>> Begin
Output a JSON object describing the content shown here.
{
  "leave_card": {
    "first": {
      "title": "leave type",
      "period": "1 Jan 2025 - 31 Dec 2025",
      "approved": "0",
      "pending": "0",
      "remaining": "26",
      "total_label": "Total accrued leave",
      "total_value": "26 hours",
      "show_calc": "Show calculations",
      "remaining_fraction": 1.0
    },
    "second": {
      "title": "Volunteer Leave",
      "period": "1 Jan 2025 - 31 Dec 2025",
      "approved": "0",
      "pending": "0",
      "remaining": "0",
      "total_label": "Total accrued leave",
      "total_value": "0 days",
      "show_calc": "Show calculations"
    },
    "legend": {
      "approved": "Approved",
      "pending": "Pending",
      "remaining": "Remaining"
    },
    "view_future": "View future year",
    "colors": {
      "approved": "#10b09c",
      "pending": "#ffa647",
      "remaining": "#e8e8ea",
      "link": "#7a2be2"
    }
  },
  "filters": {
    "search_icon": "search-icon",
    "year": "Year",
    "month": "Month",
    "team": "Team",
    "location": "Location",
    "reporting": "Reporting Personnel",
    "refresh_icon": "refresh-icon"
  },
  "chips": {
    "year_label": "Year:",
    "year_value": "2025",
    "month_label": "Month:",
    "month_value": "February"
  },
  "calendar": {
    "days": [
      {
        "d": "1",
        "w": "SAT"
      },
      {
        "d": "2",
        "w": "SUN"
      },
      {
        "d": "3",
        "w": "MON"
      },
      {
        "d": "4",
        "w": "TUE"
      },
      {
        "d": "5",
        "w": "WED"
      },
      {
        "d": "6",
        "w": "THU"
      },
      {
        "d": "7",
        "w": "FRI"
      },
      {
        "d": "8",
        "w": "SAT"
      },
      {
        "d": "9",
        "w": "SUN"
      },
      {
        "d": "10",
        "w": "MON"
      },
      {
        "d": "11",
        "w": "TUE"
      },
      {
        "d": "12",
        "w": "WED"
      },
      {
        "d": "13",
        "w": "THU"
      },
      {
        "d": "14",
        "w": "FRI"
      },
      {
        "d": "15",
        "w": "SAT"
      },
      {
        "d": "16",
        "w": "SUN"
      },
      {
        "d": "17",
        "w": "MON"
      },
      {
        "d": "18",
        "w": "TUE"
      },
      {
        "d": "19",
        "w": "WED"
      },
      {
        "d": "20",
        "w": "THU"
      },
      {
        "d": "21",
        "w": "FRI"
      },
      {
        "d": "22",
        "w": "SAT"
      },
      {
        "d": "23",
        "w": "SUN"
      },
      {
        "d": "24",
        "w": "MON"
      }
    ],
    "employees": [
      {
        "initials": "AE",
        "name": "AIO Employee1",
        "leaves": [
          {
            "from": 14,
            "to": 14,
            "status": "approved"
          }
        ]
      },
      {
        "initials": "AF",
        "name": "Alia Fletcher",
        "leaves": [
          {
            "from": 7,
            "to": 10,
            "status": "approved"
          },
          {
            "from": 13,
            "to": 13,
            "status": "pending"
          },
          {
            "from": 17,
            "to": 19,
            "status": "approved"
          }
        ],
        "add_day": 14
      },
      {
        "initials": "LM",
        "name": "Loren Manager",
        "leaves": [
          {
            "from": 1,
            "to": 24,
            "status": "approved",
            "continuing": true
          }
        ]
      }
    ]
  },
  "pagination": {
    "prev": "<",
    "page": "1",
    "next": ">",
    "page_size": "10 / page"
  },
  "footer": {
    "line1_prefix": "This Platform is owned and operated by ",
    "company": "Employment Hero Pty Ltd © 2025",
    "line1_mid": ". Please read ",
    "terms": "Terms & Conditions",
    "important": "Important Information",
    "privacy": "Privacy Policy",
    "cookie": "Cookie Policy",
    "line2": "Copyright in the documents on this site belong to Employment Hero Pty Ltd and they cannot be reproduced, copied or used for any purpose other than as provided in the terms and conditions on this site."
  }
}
>> End
WHAT YOU NEED TO DO:
Take every line from the data above that holds "terms" and copy it out.

FINAL ANSWER:
    "terms": "Terms & Conditions",
    "line2": "Copyright in the documents on this site belong to Employment Hero Pty Ltd and they cannot be reproduced, copied or used for any purpose other than as provided in the terms and conditions on this site."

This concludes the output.